#4 Distributed message queues

Nice — let’s design a distributed message queue (think Kafka / Pulsar / SQS-style system) end-to-end. I’ll cover scope, functional + non-functional requirements, APIs, the high-level architecture, core algorithms (partitioning, replication, delivery semantics), failure handling, scaling, operational concerns, trade-offs and a short evolution path. You can use this as an interview answer or an implementation blueprint.

Problem statement

Build a fault-tolerant, highly-available distributed message queue that lets producers publish messages and consumers read them reliably. Key capabilities:

  • High throughput for many producers/consumers

  • Horizontal scalability (by partitioning)

  • Durable storage and configurable retention

  • Consumer groups & load-balanced delivery

  • Exactly-once or at-least-once semantics where required

  • Low latency for publish/subscribe patterns


Functional requirements

  • Produce messages to a topic (appended to end of topic/partition).

  • Consume messages by offset (pull) and/or push (server push).

  • Topic/partition model: topics can be partitioned for concurrency.

  • Consumer groups: distribute partitions among group members (each message to one consumer in group).

  • Durability: persisted messages survive node crashes until retention/compaction.

  • Retention & compaction: time/size-based retention; optional log compaction by key.

  • Ordering: ordering guaranteed within a partition.

  • Acks & delivery semantics: support at-most-once, at-least-once, and exactly-once (with idempotence/transactions).

  • Administrative APIs: create/delete topics, set retention, adjust partitions, view offsets.

  • Monitoring & metrics: throughput, lag, broker health, storage usage.


Non-functional requirements

  • Throughput: millions of msgs/sec aggregate (configurable).

  • Latency: low publish-to-deliver latency (tens–hundreds ms).

  • Availability: 99.9%+ for reads/writes; graceful degradation when components fail.

  • Scalability: linear scale by adding broker nodes and partitions.

  • Durability: configurable replication factor (e.g., 3).

  • Security: TLS, authN/authZ, per-topic ACLs.

  • Operational simplicity: easy rebalancing, safe node replacement.


External APIs (surface area)

REST/gRPC or binary protocol for performance.

Producer:

  • Produce(topic, partition?, messages[], acks=leader|quorum|all) -> ack_offsets[]

  • CreateProducer(client_id, config)

Consumer:

  • Fetch(topic, partition, offset, max_bytes) -> messages[]

  • CommitOffset(consumer_group, topic, partition, offset) (or auto-commit)

DATA SECTION

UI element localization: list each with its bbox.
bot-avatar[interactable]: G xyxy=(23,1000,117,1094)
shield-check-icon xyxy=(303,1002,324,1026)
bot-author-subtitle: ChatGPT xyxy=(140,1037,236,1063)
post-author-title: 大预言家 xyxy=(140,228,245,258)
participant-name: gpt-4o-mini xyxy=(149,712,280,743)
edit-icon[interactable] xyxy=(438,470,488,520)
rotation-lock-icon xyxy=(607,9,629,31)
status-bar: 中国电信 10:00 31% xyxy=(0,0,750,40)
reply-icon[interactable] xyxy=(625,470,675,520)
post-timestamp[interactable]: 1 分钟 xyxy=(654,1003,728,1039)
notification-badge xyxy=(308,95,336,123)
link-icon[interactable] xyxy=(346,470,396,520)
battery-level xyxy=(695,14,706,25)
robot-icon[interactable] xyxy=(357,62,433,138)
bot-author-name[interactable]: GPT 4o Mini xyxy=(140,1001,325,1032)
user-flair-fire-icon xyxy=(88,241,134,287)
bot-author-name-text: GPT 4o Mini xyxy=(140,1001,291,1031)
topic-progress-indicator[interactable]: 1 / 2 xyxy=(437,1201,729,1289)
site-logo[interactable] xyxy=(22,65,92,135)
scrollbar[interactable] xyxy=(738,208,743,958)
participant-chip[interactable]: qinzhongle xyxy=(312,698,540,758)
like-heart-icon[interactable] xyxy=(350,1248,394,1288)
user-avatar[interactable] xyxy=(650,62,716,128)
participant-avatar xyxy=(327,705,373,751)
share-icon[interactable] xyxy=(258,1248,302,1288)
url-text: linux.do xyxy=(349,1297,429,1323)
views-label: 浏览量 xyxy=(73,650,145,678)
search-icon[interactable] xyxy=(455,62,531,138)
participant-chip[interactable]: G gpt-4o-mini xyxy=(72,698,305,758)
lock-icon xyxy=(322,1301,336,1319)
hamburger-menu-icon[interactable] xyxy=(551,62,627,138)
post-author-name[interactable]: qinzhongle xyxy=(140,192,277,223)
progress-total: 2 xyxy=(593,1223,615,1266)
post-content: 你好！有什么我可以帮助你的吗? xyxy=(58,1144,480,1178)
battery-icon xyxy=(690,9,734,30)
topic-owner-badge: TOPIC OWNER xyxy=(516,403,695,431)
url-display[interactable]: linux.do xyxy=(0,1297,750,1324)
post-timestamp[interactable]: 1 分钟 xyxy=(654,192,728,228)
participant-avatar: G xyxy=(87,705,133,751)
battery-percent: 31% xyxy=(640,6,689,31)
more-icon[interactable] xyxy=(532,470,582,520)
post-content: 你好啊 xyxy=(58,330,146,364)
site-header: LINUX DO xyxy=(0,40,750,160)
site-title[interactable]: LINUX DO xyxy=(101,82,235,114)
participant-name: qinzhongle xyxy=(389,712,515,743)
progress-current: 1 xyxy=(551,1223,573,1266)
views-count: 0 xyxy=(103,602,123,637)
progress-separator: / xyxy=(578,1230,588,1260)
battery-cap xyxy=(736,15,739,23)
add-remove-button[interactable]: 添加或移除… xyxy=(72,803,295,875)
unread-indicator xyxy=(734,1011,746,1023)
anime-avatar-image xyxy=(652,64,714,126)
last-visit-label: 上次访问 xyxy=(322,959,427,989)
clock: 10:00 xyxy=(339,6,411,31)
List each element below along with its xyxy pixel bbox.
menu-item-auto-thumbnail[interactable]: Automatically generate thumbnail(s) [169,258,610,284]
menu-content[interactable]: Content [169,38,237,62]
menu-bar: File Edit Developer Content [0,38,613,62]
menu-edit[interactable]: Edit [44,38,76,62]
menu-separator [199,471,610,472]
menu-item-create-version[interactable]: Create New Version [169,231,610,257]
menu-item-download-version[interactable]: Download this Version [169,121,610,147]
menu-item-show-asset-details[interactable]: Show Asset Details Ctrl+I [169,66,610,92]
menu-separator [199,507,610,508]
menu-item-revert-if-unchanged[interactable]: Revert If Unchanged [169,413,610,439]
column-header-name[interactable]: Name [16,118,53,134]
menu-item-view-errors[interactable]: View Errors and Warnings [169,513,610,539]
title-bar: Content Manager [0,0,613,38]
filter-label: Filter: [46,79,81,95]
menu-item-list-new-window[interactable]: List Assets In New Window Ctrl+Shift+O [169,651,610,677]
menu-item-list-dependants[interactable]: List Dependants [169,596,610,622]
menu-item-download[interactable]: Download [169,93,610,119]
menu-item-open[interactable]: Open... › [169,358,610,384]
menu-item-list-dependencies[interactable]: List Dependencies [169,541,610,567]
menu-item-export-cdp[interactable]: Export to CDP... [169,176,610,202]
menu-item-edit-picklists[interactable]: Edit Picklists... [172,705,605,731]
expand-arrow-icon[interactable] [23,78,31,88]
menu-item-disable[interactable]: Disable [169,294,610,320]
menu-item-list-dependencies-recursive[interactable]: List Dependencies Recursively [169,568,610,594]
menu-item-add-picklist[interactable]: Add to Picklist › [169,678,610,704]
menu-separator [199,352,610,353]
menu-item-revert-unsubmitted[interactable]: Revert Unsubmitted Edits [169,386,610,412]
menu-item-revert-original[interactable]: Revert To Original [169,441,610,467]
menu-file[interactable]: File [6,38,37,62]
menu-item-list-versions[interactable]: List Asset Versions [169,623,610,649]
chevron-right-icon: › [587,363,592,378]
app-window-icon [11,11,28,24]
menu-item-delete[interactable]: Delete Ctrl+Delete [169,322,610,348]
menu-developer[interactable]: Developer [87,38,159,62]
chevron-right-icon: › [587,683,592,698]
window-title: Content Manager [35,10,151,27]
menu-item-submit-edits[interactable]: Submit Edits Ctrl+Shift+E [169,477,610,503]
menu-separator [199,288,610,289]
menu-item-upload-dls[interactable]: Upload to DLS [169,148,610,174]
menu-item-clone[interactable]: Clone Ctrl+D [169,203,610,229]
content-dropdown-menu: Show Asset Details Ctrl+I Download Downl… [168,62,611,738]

TASK OBJECTIVE
In the message queue design, list the non-functional requirements by the label that opens each one.

ANSWER TO THE PROBLEM
Throughput, Latency, Availability, Scalability, Durability, Security, Operational simplicity